__RECORDS TO PROCESS__
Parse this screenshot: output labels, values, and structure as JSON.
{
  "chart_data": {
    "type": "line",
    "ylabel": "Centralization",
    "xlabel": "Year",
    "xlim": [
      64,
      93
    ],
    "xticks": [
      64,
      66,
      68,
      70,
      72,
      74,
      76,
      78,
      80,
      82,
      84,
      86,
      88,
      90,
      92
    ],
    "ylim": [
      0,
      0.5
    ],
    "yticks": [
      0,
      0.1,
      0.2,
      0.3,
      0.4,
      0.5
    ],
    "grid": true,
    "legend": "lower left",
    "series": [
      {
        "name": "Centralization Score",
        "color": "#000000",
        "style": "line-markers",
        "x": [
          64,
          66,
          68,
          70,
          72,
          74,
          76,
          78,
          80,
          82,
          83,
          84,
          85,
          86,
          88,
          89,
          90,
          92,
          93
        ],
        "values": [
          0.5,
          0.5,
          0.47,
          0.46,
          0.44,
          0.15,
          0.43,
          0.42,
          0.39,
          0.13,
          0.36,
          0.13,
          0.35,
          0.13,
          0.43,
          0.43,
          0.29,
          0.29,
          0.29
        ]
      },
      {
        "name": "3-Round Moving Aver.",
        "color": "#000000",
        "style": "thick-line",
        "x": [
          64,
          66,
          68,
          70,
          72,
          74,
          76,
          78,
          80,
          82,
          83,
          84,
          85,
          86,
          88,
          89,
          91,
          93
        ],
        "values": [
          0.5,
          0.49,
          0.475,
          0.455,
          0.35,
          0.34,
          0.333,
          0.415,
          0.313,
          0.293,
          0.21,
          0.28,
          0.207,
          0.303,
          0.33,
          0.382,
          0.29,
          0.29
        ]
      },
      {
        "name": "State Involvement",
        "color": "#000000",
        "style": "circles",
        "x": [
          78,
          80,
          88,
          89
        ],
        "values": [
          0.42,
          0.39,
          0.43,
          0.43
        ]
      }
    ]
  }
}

__DIRECTION__
Would you restate each of the entries word for word?

__EXERCISE SOLUTION__
Parse this screenshot: output labels, values, and structure as JSON.
{
  "chart_data": {
    "type": "line",
    "ylabel": "Centralization",
    "xlabel": "Year",
    "xlim": [
      64,
      93
    ],
    "xticks": [
      64,
      66,
      68,
      70,
      72,
      74,
      76,
      78,
      80,
      82,
      84,
      86,
      88,
      90,
      92
    ],
    "ylim": [
      0,
      0.5
    ],
    "yticks": [
      0,
      0.1,
      0.2,
      0.3,
      0.4,
      0.5
    ],
    "grid": true,
    "legend": "lower left",
    "series": [
      {
        "name": "Centralization Score",
        "color": "#000000",
        "style": "line-markers",
        "x": [
          64,
          66,
          68,
          70,
          72,
          74,
          76,
          78,
          80,
          82,
          83,
          84,
          85,
          86,
          88,
          89,
          90,
          92,
          93
        ],
        "values": [
          0.5,
          0.5,
          0.47,
          0.46,
          0.44,
          0.15,
          0.43,
          0.42,
          0.39,
          0.13,
          0.36,
          0.13,
          0.35,
          0.13,
          0.43,
          0.43,
          0.29,
          0.29,
          0.29
        ]
      },
      {
        "name": "3-Round Moving Aver.",
        "color": "#000000",
        "style": "thick-line",
        "x": [
          64,
          66,
          68,
          70,
          72,
          74,
          76,
          78,
          80,
          82,
          83,
          84,
          85,
          86,
          88,
          89,
          91,
          93
        ],
        "values": [
          0.5,
          0.49,
          0.475,
          0.455,
          0.35,
          0.34,
          0.333,
          0.415,
          0.313,
          0.293,
          0.21,
          0.28,
          0.207,
          0.303,
          0.33,
          0.382,
          0.29,
          0.29
        ]
      },
      {
        "name": "State Involvement",
        "color": "#000000",
        "style": "circles",
        "x": [
          78,
          80,
          88,
          89
        ],
        "values": [
          0.42,
          0.39,
          0.43,
          0.43
        ]
      }
    ]
  }
}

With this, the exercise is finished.